§ **REQUIREMENT**
Skip the pictures and extract all of the lines exactly as written.

§ **MATERIAL SHOWN**

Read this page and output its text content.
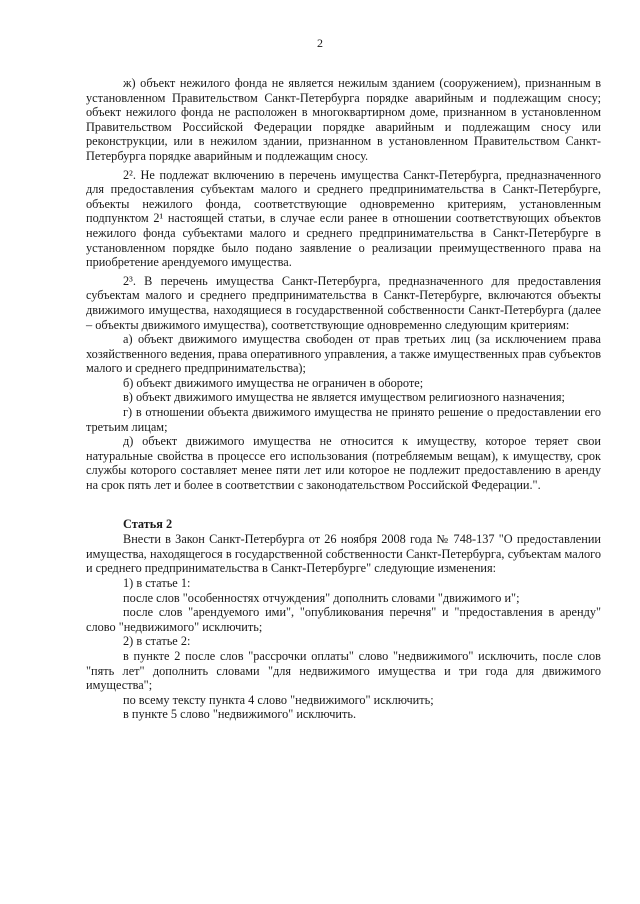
2

ж) объект нежилого фонда не является нежилым зданием (сооружением), признанным в установленном Правительством Санкт-Петербурга порядке аварийным и подлежащим сносу; объект нежилого фонда не расположен в многоквартирном доме, признанном в установленном Правительством Российской Федерации порядке аварийным и подлежащим сносу или реконструкции, или в нежилом здании, признанном в установленном Правительством Санкт-Петербурга порядке аварийным и подлежащим сносу.

2². Не подлежат включению в перечень имущества Санкт-Петербурга, предназначенного для предоставления субъектам малого и среднего предпринимательства в Санкт-Петербурге, объекты нежилого фонда, соответствующие одновременно критериям, установленным подпунктом 2¹ настоящей статьи, в случае если ранее в отношении соответствующих объектов нежилого фонда субъектами малого и среднего предпринимательства в Санкт-Петербурге в установленном порядке было подано заявление о реализации преимущественного права на приобретение арендуемого имущества.

2³. В перечень имущества Санкт-Петербурга, предназначенного для предоставления субъектам малого и среднего предпринимательства в Санкт-Петербурге, включаются объекты движимого имущества, находящиеся в государственной собственности Санкт-Петербурга (далее – объекты движимого имущества), соответствующие одновременно следующим критериям:

а) объект движимого имущества свободен от прав третьих лиц (за исключением права хозяйственного ведения, права оперативного управления, а также имущественных прав субъектов малого и среднего предпринимательства);

б) объект движимого имущества не ограничен в обороте;

в) объект движимого имущества не является имуществом религиозного назначения;

г) в отношении объекта движимого имущества не принято решение о предоставлении его третьим лицам;

д) объект движимого имущества не относится к имуществу, которое теряет свои натуральные свойства в процессе его использования (потребляемым вещам), к имуществу, срок службы которого составляет менее пяти лет или которое не подлежит предоставлению в аренду на срок пять лет и более в соответствии с законодательством Российской Федерации.".

Статья 2

Внести в Закон Санкт-Петербурга от 26 ноября 2008 года № 748-137 "О предоставлении имущества, находящегося в государственной собственности Санкт-Петербурга, субъектам малого и среднего предпринимательства в Санкт-Петербурге" следующие изменения:

1) в статье 1:

после слов "особенностях отчуждения" дополнить словами "движимого и";

после слов "арендуемого ими", "опубликования перечня" и "предоставления в аренду" слово "недвижимого" исключить;

2) в статье 2:

в пункте 2 после слов "рассрочки оплаты" слово "недвижимого" исключить, после слов "пять лет" дополнить словами "для недвижимого имущества и три года для движимого имущества";

по всему тексту пункта 4 слово "недвижимого" исключить;

в пункте 5 слово "недвижимого" исключить.
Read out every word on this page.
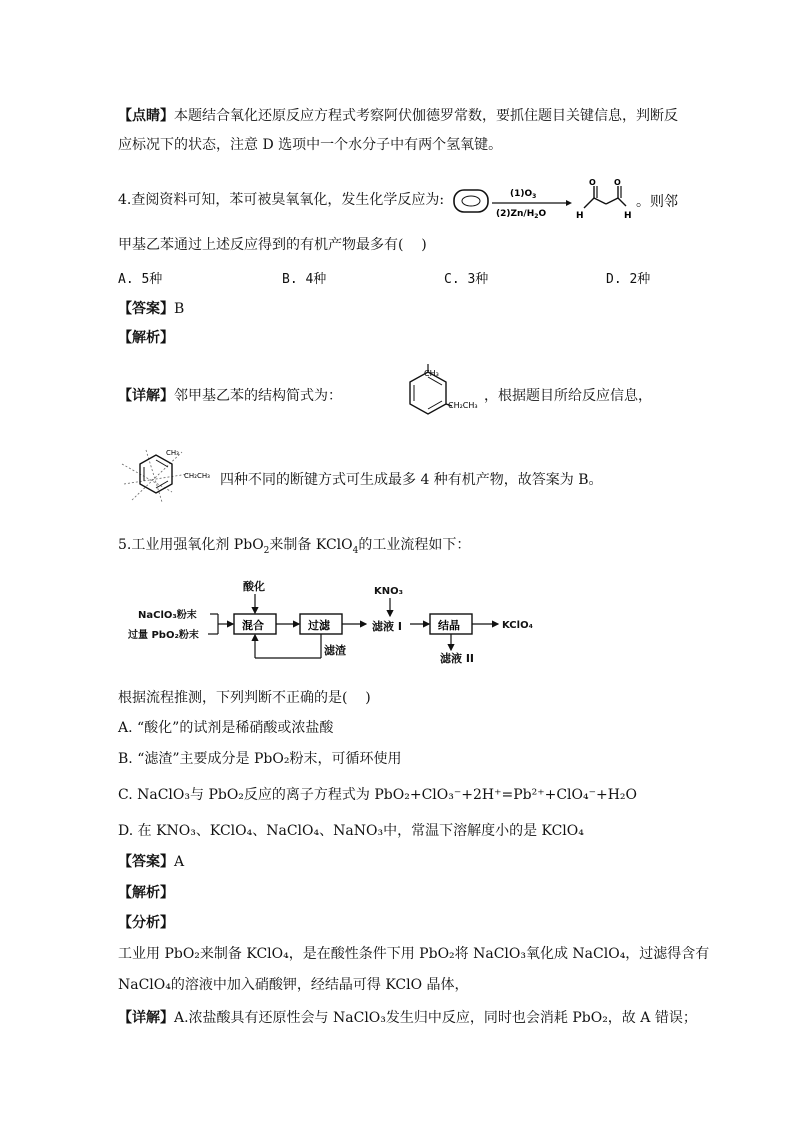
【点睛】本题结合氧化还原反应方程式考察阿伏伽德罗常数，要抓住题目关键信息，判断反
应标况下的状态，注意 D 选项中一个水分子中有两个氢氧键。
4.查阅资料可知，苯可被臭氧氧化，发生化学反应为:	$(1)O_3$
$(2)Zn/H_2O$
O O
H	H
。则邻
甲基乙苯通过上述反应得到的有机产物最多有(    )
A. 5种	B. 4种	C. 3种	D. 2种
【答案】B
【解析】
【详解】邻甲基乙苯的结构简式为：
CH₃
CH₂CH₃
，根据题目所给反应信息，
CH₃
CH₂CH₃ 四种不同的断键方式可生成最多 4 种有机产物，故答案为 B。
5.工业用强氧化剂 PbO$_2$来制备 KClO$_4$的工业流程如下：
酸化
NaClO₃粉末
过量 PbO₂粉末
滤渣
KNO₃
滤液 I	KClO₄
滤液 II
混合	过滤	结晶
根据流程推测，下列判断不正确的是(    )
A. “酸化”的试剂是稀硝酸或浓盐酸
B. “滤渣”主要成分是 PbO₂粉末，可循环使用
C. NaClO₃与 PbO₂反应的离子方程式为 PbO₂+ClO₃⁻+2H⁺=Pb²⁺+ClO₄⁻+H₂O
D. 在 KNO₃、KClO₄、NaClO₄、NaNO₃中，常温下溶解度小的是 KClO₄
【答案】A
【解析】
【分析】
工业用 PbO₂来制备 KClO₄，是在酸性条件下用 PbO₂将 NaClO₃氧化成 NaClO₄，过滤得含有
NaClO₄的溶液中加入硝酸钾，经结晶可得 KClO 晶体，
【详解】A.浓盐酸具有还原性会与 NaClO₃发生归中反应，同时也会消耗 PbO₂，故 A 错误；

§ **OUTPUT FOR THIS TASK**
Read this page and output its text content.
2

ж) объект нежилого фонда не является нежилым зданием (сооружением), признанным в установленном Правительством Санкт-Петербурга порядке аварийным и подлежащим сносу; объект нежилого фонда не расположен в многоквартирном доме, признанном в установленном Правительством Российской Федерации порядке аварийным и подлежащим сносу или реконструкции, или в нежилом здании, признанном в установленном Правительством Санкт-Петербурга порядке аварийным и подлежащим сносу.

2². Не подлежат включению в перечень имущества Санкт-Петербурга, предназначенного для предоставления субъектам малого и среднего предпринимательства в Санкт-Петербурге, объекты нежилого фонда, соответствующие одновременно критериям, установленным подпунктом 2¹ настоящей статьи, в случае если ранее в отношении соответствующих объектов нежилого фонда субъектами малого и среднего предпринимательства в Санкт-Петербурге в установленном порядке было подано заявление о реализации преимущественного права на приобретение арендуемого имущества.

2³. В перечень имущества Санкт-Петербурга, предназначенного для предоставления субъектам малого и среднего предпринимательства в Санкт-Петербурге, включаются объекты движимого имущества, находящиеся в государственной собственности Санкт-Петербурга (далее – объекты движимого имущества), соответствующие одновременно следующим критериям:

а) объект движимого имущества свободен от прав третьих лиц (за исключением права хозяйственного ведения, права оперативного управления, а также имущественных прав субъектов малого и среднего предпринимательства);

б) объект движимого имущества не ограничен в обороте;

в) объект движимого имущества не является имуществом религиозного назначения;

г) в отношении объекта движимого имущества не принято решение о предоставлении его третьим лицам;

д) объект движимого имущества не относится к имуществу, которое теряет свои натуральные свойства в процессе его использования (потребляемым вещам), к имуществу, срок службы которого составляет менее пяти лет или которое не подлежит предоставлению в аренду на срок пять лет и более в соответствии с законодательством Российской Федерации.".

Статья 2

Внести в Закон Санкт-Петербурга от 26 ноября 2008 года № 748-137 "О предоставлении имущества, находящегося в государственной собственности Санкт-Петербурга, субъектам малого и среднего предпринимательства в Санкт-Петербурге" следующие изменения:

1) в статье 1:

после слов "особенностях отчуждения" дополнить словами "движимого и";

после слов "арендуемого ими", "опубликования перечня" и "предоставления в аренду" слово "недвижимого" исключить;

2) в статье 2:

в пункте 2 после слов "рассрочки оплаты" слово "недвижимого" исключить, после слов "пять лет" дополнить словами "для недвижимого имущества и три года для движимого имущества";

по всему тексту пункта 4 слово "недвижимого" исключить;

в пункте 5 слово "недвижимого" исключить.
Read out every word on this page.
【点睛】本题结合氧化还原反应方程式考察阿伏伽德罗常数，要抓住题目关键信息，判断反
应标况下的状态，注意 D 选项中一个水分子中有两个氢氧键。
4.查阅资料可知，苯可被臭氧氧化，发生化学反应为:	$(1)O_3$
$(2)Zn/H_2O$
O O
H	H
。则邻
甲基乙苯通过上述反应得到的有机产物最多有(    )
A. 5种	B. 4种	C. 3种	D. 2种
【答案】B
【解析】
【详解】邻甲基乙苯的结构简式为：
CH₃
CH₂CH₃
，根据题目所给反应信息，
CH₃
CH₂CH₃ 四种不同的断键方式可生成最多 4 种有机产物，故答案为 B。
5.工业用强氧化剂 PbO$_2$来制备 KClO$_4$的工业流程如下：
酸化
NaClO₃粉末
过量 PbO₂粉末
滤渣
KNO₃
滤液 I	KClO₄
滤液 II
混合	过滤	结晶
根据流程推测，下列判断不正确的是(    )
A. “酸化”的试剂是稀硝酸或浓盐酸
B. “滤渣”主要成分是 PbO₂粉末，可循环使用
C. NaClO₃与 PbO₂反应的离子方程式为 PbO₂+ClO₃⁻+2H⁺=Pb²⁺+ClO₄⁻+H₂O
D. 在 KNO₃、KClO₄、NaClO₄、NaNO₃中，常温下溶解度小的是 KClO₄
【答案】A
【解析】
【分析】
工业用 PbO₂来制备 KClO₄，是在酸性条件下用 PbO₂将 NaClO₃氧化成 NaClO₄，过滤得含有
NaClO₄的溶液中加入硝酸钾，经结晶可得 KClO 晶体，
【详解】A.浓盐酸具有还原性会与 NaClO₃发生归中反应，同时也会消耗 PbO₂，故 A 错误；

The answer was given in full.